* YOUR INSTRUCTIONS
Copy every record below exactly as written, but leave out the pictures.

--- START OF RECORDED INFORMATION ---

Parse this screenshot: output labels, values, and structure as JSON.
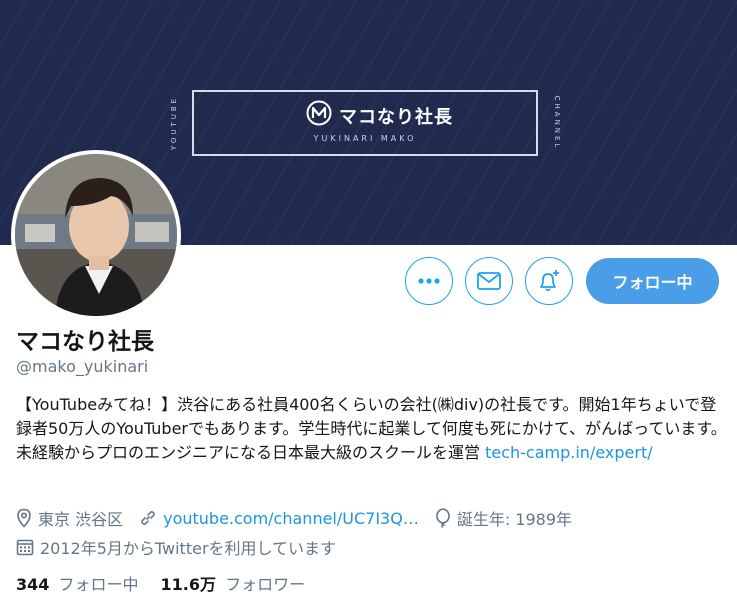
{
  "banner": {
    "title": "マコなり社長",
    "subtitle": "YUKINARI MAKO",
    "side_left": "YOUTUBE",
    "side_right": "CHANNEL",
    "colors": {
      "background": "#1f2a4e",
      "frame": "#d8dcea"
    }
  },
  "actions": {
    "more_icon": "more-icon",
    "message_icon": "mail-icon",
    "notify_icon": "bell-plus-icon",
    "follow_label": "フォロー中",
    "accent": "#1da1f2",
    "follow_bg": "#4a9ee8"
  },
  "profile": {
    "name": "マコなり社長",
    "handle": "@mako_yukinari",
    "bio_text": "【YouTubeみてね！】渋谷にある社員400名くらいの会社(㈱div)の社長です。開始1年ちょいで登録者50万人のYouTuberでもあります。学生時代に起業して何度も死にかけて、がんばっています。 未経験からプロのエンジニアになる日本最大級のスクールを運営 ",
    "bio_link": "tech-camp.in/expert/"
  },
  "meta": {
    "location": "東京 渋谷区",
    "website": "youtube.com/channel/UC7I3Q…",
    "birthday": "誕生年: 1989年",
    "joined": "2012年5月からTwitterを利用しています"
  },
  "stats": {
    "following_count": "344",
    "following_label": "フォロー中",
    "followers_count": "11.6万",
    "followers_label": "フォロワー"
  }
}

--- END OF RECORDED INFORMATION ---

* OUTPUT FOR THIS TASK
Parse this screenshot: output labels, values, and structure as JSON.
{
  "banner": {
    "title": "マコなり社長",
    "subtitle": "YUKINARI MAKO",
    "side_left": "YOUTUBE",
    "side_right": "CHANNEL",
    "colors": {
      "background": "#1f2a4e",
      "frame": "#d8dcea"
    }
  },
  "actions": {
    "more_icon": "more-icon",
    "message_icon": "mail-icon",
    "notify_icon": "bell-plus-icon",
    "follow_label": "フォロー中",
    "accent": "#1da1f2",
    "follow_bg": "#4a9ee8"
  },
  "profile": {
    "name": "マコなり社長",
    "handle": "@mako_yukinari",
    "bio_text": "【YouTubeみてね！】渋谷にある社員400名くらいの会社(㈱div)の社長です。開始1年ちょいで登録者50万人のYouTuberでもあります。学生時代に起業して何度も死にかけて、がんばっています。 未経験からプロのエンジニアになる日本最大級のスクールを運営 ",
    "bio_link": "tech-camp.in/expert/"
  },
  "meta": {
    "location": "東京 渋谷区",
    "website": "youtube.com/channel/UC7I3Q…",
    "birthday": "誕生年: 1989年",
    "joined": "2012年5月からTwitterを利用しています"
  },
  "stats": {
    "following_count": "344",
    "following_label": "フォロー中",
    "followers_count": "11.6万",
    "followers_label": "フォロワー"
  }
}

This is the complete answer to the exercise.